■ **AIM OF THE EXERCISE**: From the entries below, list each line with "ดกระวานจ".

■ **GIVEN RECORDS**:
----------------------------------------

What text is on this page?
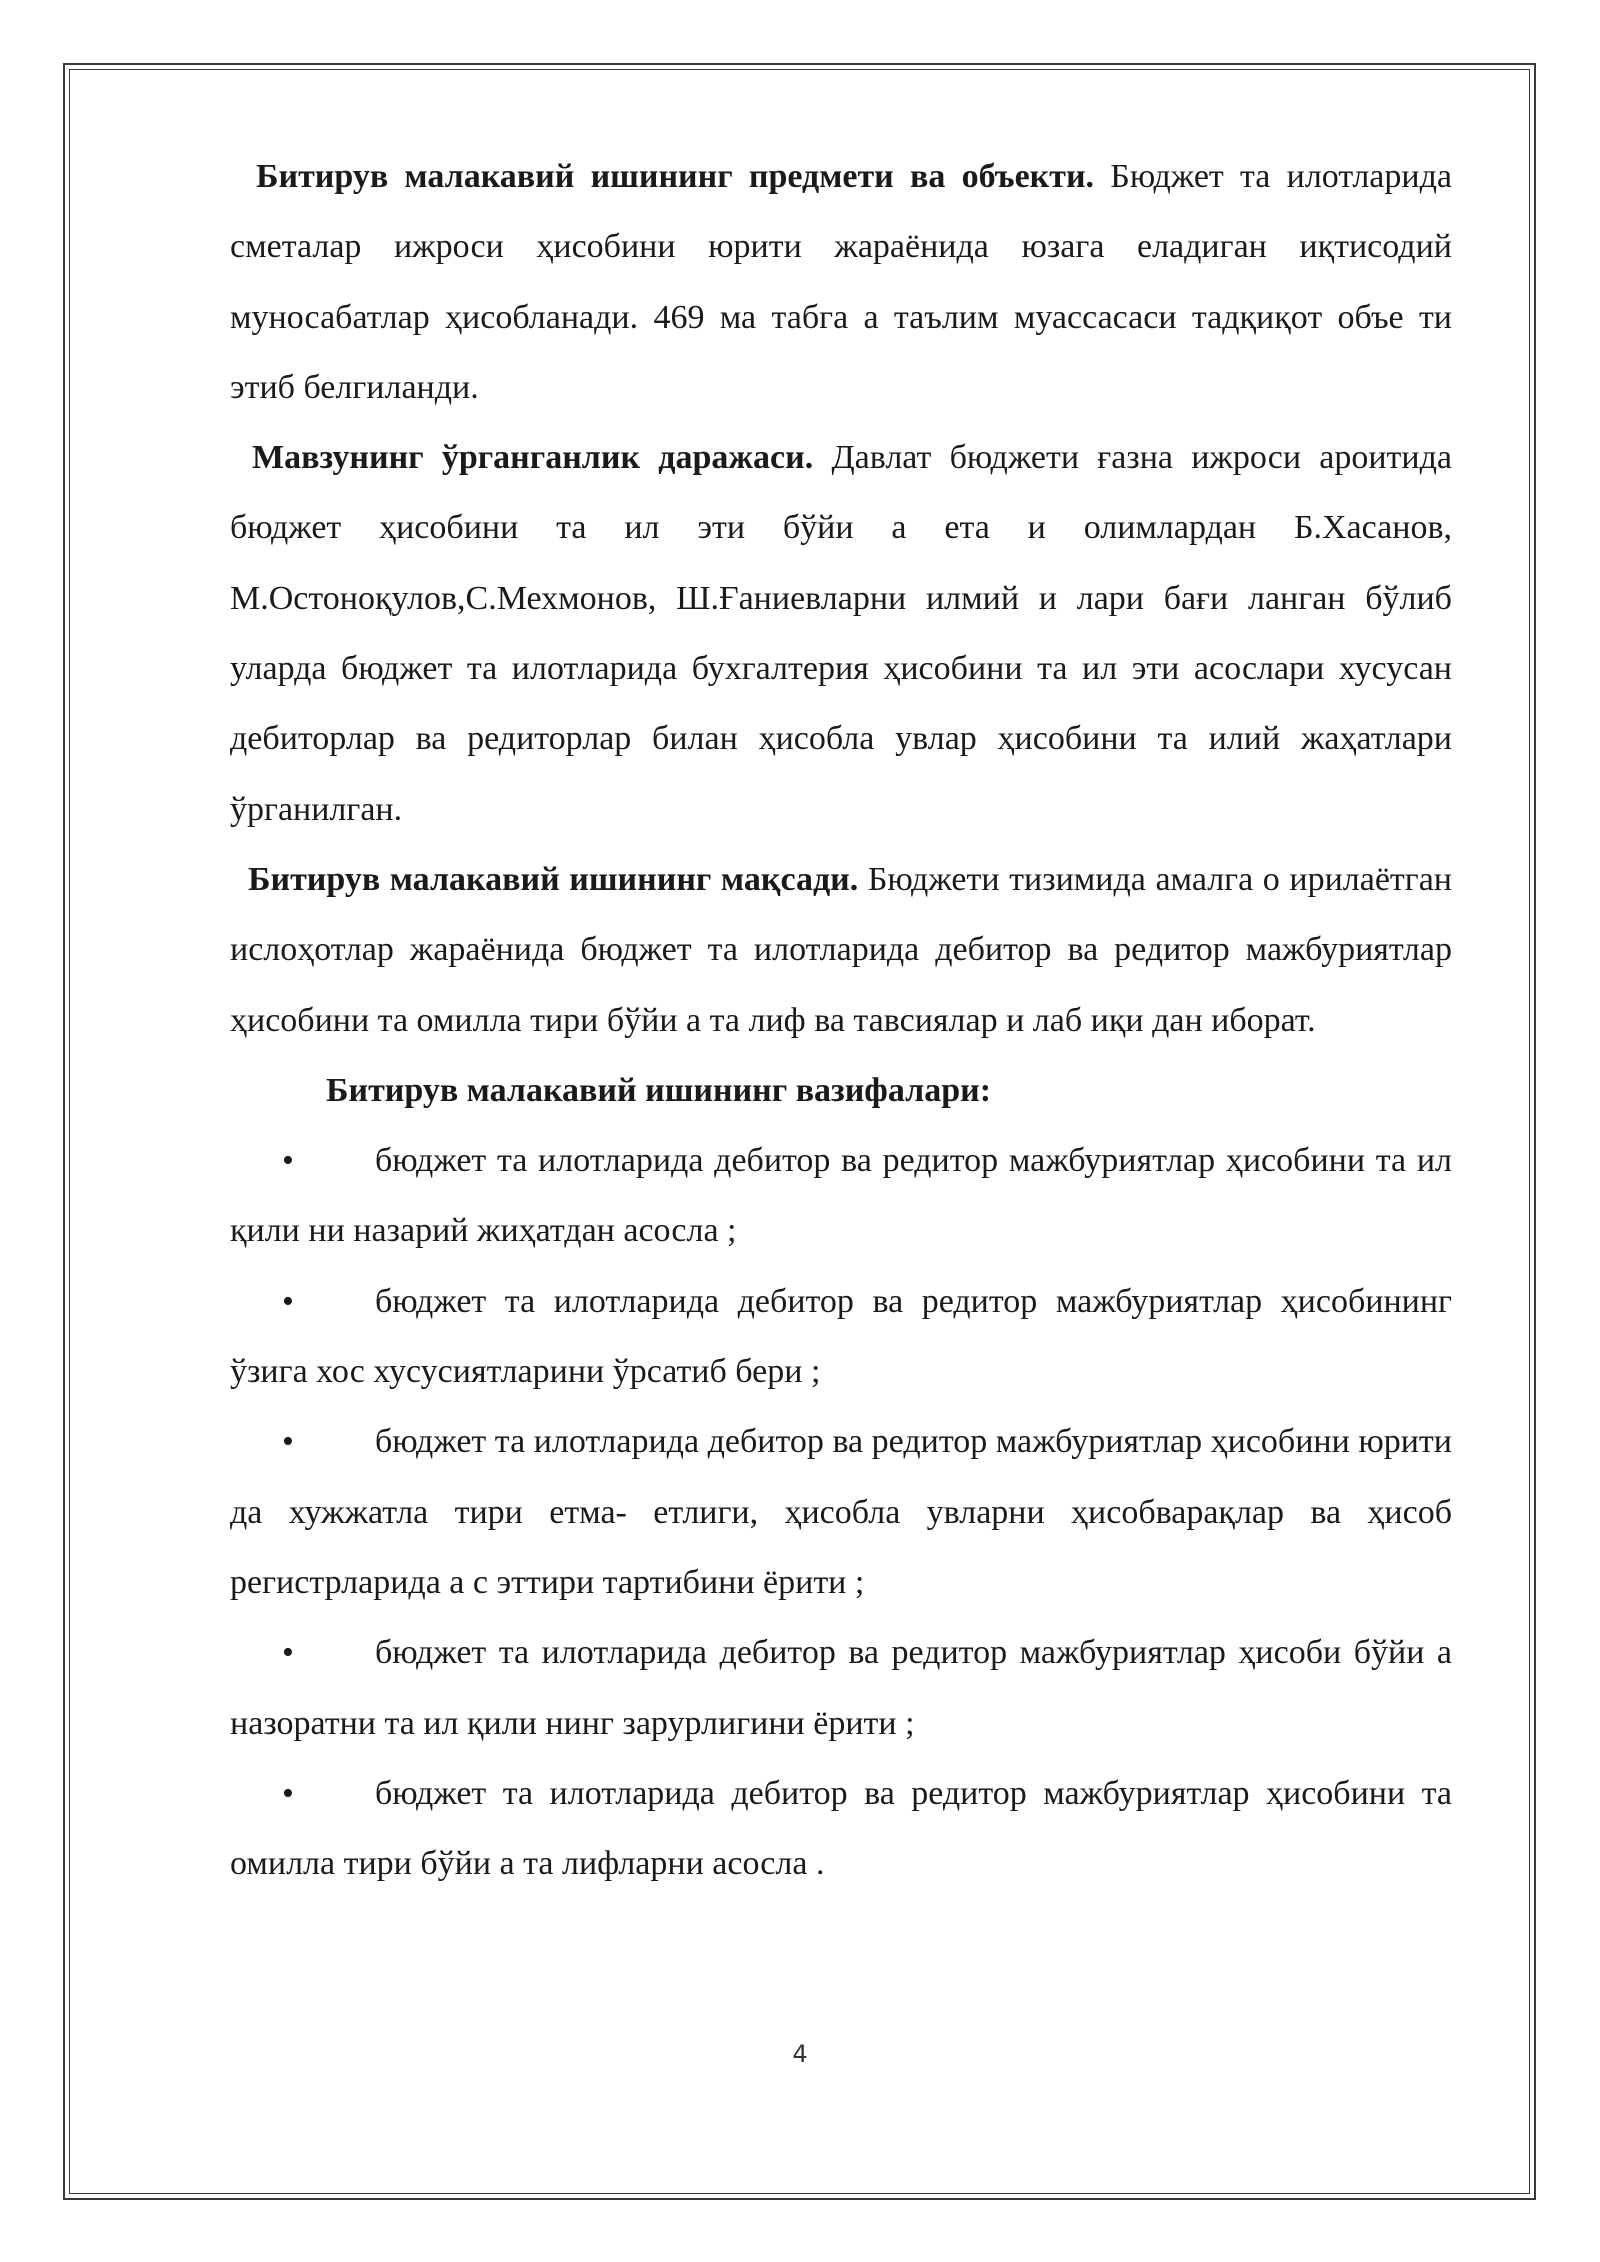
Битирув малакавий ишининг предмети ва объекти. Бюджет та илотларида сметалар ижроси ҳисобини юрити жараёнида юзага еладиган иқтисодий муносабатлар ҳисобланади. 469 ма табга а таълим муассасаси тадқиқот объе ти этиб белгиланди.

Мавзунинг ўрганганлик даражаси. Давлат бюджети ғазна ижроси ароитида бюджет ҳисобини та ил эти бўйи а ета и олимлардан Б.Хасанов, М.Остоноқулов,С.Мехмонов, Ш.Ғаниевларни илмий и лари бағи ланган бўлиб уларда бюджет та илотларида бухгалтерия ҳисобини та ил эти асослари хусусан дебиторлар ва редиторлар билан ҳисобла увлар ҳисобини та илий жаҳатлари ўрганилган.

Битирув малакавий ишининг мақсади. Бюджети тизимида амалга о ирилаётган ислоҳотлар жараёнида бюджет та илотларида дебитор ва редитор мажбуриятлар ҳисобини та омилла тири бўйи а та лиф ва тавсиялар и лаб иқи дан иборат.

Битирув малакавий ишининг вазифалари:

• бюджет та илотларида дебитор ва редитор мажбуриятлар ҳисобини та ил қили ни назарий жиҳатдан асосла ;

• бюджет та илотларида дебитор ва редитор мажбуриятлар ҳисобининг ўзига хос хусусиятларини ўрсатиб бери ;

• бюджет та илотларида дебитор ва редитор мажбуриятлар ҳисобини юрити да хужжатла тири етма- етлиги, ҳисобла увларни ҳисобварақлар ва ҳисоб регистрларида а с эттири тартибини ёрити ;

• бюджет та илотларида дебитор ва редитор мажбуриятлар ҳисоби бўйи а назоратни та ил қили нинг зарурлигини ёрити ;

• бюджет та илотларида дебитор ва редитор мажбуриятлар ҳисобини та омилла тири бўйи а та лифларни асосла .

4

----------------------------------------

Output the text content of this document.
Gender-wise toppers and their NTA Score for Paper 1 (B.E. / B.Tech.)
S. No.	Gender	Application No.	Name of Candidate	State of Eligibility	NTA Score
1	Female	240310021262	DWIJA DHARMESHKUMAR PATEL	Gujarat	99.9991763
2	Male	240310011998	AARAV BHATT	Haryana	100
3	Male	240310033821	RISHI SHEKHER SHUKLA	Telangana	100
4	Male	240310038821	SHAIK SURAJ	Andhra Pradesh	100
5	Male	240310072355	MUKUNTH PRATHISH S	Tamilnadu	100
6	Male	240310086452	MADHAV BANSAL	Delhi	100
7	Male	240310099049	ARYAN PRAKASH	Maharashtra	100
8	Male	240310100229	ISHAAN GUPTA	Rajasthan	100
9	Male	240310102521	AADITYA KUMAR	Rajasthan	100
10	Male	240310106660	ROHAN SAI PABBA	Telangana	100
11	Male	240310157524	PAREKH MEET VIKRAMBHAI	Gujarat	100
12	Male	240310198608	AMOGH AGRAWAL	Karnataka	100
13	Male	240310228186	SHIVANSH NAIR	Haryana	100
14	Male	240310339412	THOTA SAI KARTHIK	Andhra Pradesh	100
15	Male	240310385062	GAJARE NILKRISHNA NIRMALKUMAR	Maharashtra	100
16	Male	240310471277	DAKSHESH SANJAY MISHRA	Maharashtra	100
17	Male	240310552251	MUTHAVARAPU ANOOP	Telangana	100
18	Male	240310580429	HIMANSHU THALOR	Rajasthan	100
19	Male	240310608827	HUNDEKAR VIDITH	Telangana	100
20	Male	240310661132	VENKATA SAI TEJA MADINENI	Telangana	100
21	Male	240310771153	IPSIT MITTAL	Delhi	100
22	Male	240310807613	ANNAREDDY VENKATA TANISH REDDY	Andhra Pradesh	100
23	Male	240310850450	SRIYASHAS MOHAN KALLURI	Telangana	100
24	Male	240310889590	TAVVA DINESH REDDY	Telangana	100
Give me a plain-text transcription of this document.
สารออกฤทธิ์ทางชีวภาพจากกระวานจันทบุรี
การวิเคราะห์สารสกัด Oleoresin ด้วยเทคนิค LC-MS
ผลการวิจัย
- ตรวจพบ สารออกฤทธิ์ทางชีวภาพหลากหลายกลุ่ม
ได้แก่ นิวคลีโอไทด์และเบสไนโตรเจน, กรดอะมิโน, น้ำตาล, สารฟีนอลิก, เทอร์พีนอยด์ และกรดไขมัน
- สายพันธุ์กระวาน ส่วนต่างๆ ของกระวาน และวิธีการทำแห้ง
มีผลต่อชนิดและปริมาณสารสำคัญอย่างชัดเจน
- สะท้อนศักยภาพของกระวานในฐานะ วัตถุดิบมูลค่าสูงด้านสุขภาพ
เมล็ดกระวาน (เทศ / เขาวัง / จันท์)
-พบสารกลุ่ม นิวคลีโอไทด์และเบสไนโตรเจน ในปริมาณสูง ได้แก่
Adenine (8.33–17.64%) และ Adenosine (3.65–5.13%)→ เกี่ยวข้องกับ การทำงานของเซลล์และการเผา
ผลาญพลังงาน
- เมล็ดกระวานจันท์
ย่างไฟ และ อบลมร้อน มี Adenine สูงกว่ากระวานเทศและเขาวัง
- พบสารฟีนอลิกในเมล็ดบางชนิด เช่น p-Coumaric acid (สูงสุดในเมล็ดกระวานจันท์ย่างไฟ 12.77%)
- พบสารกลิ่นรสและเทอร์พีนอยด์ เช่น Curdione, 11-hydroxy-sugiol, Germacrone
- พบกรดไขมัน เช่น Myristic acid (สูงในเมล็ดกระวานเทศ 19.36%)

----------------------------------------

■ **COMPLETE ANSWER**:
- เมล็ดกระวานจันท์
- พบสารฟีนอลิกในเมล็ดบางชนิด เช่น p-Coumaric acid (สูงสุดในเมล็ดกระวานจันท์ย่างไฟ 12.77%)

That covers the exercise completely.